**Task input**
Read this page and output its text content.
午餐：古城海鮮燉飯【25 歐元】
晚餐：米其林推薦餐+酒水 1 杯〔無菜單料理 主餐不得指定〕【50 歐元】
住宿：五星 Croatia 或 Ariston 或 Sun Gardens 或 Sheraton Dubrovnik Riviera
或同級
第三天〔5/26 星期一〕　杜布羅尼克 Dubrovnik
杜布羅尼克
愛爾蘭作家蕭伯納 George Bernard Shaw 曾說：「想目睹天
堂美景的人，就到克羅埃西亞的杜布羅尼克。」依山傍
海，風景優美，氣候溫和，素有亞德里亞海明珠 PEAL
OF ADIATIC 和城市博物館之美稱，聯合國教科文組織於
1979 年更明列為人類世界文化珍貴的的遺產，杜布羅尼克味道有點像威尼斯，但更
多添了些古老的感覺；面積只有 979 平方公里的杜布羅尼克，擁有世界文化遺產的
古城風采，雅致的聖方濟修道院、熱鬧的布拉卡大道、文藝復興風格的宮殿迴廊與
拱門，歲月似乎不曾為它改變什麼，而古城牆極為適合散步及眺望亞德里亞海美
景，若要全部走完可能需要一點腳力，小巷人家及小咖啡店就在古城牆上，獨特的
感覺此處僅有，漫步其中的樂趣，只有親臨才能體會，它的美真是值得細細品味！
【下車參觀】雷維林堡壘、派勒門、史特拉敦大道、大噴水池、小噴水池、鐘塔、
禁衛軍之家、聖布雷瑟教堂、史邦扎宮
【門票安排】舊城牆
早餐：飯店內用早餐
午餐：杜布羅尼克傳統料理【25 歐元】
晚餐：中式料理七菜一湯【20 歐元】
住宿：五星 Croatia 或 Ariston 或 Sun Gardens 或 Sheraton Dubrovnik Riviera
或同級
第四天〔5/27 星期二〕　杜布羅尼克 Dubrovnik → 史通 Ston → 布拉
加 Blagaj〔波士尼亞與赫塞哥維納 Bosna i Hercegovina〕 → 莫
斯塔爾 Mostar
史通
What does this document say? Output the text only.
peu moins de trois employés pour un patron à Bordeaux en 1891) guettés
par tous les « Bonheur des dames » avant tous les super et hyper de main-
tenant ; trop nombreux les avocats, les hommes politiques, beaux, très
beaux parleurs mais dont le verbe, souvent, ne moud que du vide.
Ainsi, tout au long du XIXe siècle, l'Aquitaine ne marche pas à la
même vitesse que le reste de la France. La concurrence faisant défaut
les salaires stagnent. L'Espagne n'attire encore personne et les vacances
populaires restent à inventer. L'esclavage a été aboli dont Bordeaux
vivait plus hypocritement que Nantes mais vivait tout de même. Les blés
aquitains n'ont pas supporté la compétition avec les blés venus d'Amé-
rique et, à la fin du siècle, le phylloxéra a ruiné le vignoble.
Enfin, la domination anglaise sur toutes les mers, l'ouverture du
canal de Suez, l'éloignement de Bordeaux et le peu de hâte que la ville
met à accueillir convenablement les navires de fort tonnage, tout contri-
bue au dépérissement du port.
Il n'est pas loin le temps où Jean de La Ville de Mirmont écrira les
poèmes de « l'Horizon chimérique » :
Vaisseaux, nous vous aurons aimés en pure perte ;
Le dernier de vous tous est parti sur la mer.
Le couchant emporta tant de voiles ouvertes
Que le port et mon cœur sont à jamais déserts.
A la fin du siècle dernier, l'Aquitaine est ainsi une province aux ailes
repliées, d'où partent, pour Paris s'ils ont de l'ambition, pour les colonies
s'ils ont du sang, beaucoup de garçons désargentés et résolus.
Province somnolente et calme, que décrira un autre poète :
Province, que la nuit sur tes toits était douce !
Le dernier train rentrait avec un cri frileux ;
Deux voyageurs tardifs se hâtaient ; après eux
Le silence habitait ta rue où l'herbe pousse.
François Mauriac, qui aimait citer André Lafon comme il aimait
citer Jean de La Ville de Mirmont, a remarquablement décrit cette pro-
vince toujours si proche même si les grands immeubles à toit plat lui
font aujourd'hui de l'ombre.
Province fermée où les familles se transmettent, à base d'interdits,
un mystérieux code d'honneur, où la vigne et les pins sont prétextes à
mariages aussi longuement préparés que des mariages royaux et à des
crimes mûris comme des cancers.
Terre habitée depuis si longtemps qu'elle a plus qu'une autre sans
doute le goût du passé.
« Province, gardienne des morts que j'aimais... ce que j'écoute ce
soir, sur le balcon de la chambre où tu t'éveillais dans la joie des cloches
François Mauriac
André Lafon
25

**Exercise objective**
Could you transcribe the records in full, exactly?

**Answer to the problem**
Read this page and output its text content.
午餐：古城海鮮燉飯【25 歐元】
晚餐：米其林推薦餐+酒水 1 杯〔無菜單料理 主餐不得指定〕【50 歐元】
住宿：五星 Croatia 或 Ariston 或 Sun Gardens 或 Sheraton Dubrovnik Riviera
或同級
第三天〔5/26 星期一〕　杜布羅尼克 Dubrovnik
杜布羅尼克
愛爾蘭作家蕭伯納 George Bernard Shaw 曾說：「想目睹天
堂美景的人，就到克羅埃西亞的杜布羅尼克。」依山傍
海，風景優美，氣候溫和，素有亞德里亞海明珠 PEAL
OF ADIATIC 和城市博物館之美稱，聯合國教科文組織於
1979 年更明列為人類世界文化珍貴的的遺產，杜布羅尼克味道有點像威尼斯，但更
多添了些古老的感覺；面積只有 979 平方公里的杜布羅尼克，擁有世界文化遺產的
古城風采，雅致的聖方濟修道院、熱鬧的布拉卡大道、文藝復興風格的宮殿迴廊與
拱門，歲月似乎不曾為它改變什麼，而古城牆極為適合散步及眺望亞德里亞海美
景，若要全部走完可能需要一點腳力，小巷人家及小咖啡店就在古城牆上，獨特的
感覺此處僅有，漫步其中的樂趣，只有親臨才能體會，它的美真是值得細細品味！
【下車參觀】雷維林堡壘、派勒門、史特拉敦大道、大噴水池、小噴水池、鐘塔、
禁衛軍之家、聖布雷瑟教堂、史邦扎宮
【門票安排】舊城牆
早餐：飯店內用早餐
午餐：杜布羅尼克傳統料理【25 歐元】
晚餐：中式料理七菜一湯【20 歐元】
住宿：五星 Croatia 或 Ariston 或 Sun Gardens 或 Sheraton Dubrovnik Riviera
或同級
第四天〔5/27 星期二〕　杜布羅尼克 Dubrovnik → 史通 Ston → 布拉
加 Blagaj〔波士尼亞與赫塞哥維納 Bosna i Hercegovina〕 → 莫
斯塔爾 Mostar
史通
What does this document say? Output the text only.
peu moins de trois employés pour un patron à Bordeaux en 1891) guettés
par tous les « Bonheur des dames » avant tous les super et hyper de main-
tenant ; trop nombreux les avocats, les hommes politiques, beaux, très
beaux parleurs mais dont le verbe, souvent, ne moud que du vide.
Ainsi, tout au long du XIXe siècle, l'Aquitaine ne marche pas à la
même vitesse que le reste de la France. La concurrence faisant défaut
les salaires stagnent. L'Espagne n'attire encore personne et les vacances
populaires restent à inventer. L'esclavage a été aboli dont Bordeaux
vivait plus hypocritement que Nantes mais vivait tout de même. Les blés
aquitains n'ont pas supporté la compétition avec les blés venus d'Amé-
rique et, à la fin du siècle, le phylloxéra a ruiné le vignoble.
Enfin, la domination anglaise sur toutes les mers, l'ouverture du
canal de Suez, l'éloignement de Bordeaux et le peu de hâte que la ville
met à accueillir convenablement les navires de fort tonnage, tout contri-
bue au dépérissement du port.
Il n'est pas loin le temps où Jean de La Ville de Mirmont écrira les
poèmes de « l'Horizon chimérique » :
Vaisseaux, nous vous aurons aimés en pure perte ;
Le dernier de vous tous est parti sur la mer.
Le couchant emporta tant de voiles ouvertes
Que le port et mon cœur sont à jamais déserts.
A la fin du siècle dernier, l'Aquitaine est ainsi une province aux ailes
repliées, d'où partent, pour Paris s'ils ont de l'ambition, pour les colonies
s'ils ont du sang, beaucoup de garçons désargentés et résolus.
Province somnolente et calme, que décrira un autre poète :
Province, que la nuit sur tes toits était douce !
Le dernier train rentrait avec un cri frileux ;
Deux voyageurs tardifs se hâtaient ; après eux
Le silence habitait ta rue où l'herbe pousse.
François Mauriac, qui aimait citer André Lafon comme il aimait
citer Jean de La Ville de Mirmont, a remarquablement décrit cette pro-
vince toujours si proche même si les grands immeubles à toit plat lui
font aujourd'hui de l'ombre.
Province fermée où les familles se transmettent, à base d'interdits,
un mystérieux code d'honneur, où la vigne et les pins sont prétextes à
mariages aussi longuement préparés que des mariages royaux et à des
crimes mûris comme des cancers.
Terre habitée depuis si longtemps qu'elle a plus qu'une autre sans
doute le goût du passé.
« Province, gardienne des morts que j'aimais... ce que j'écoute ce
soir, sur le balcon de la chambre où tu t'éveillais dans la joie des cloches
François Mauriac
André Lafon
25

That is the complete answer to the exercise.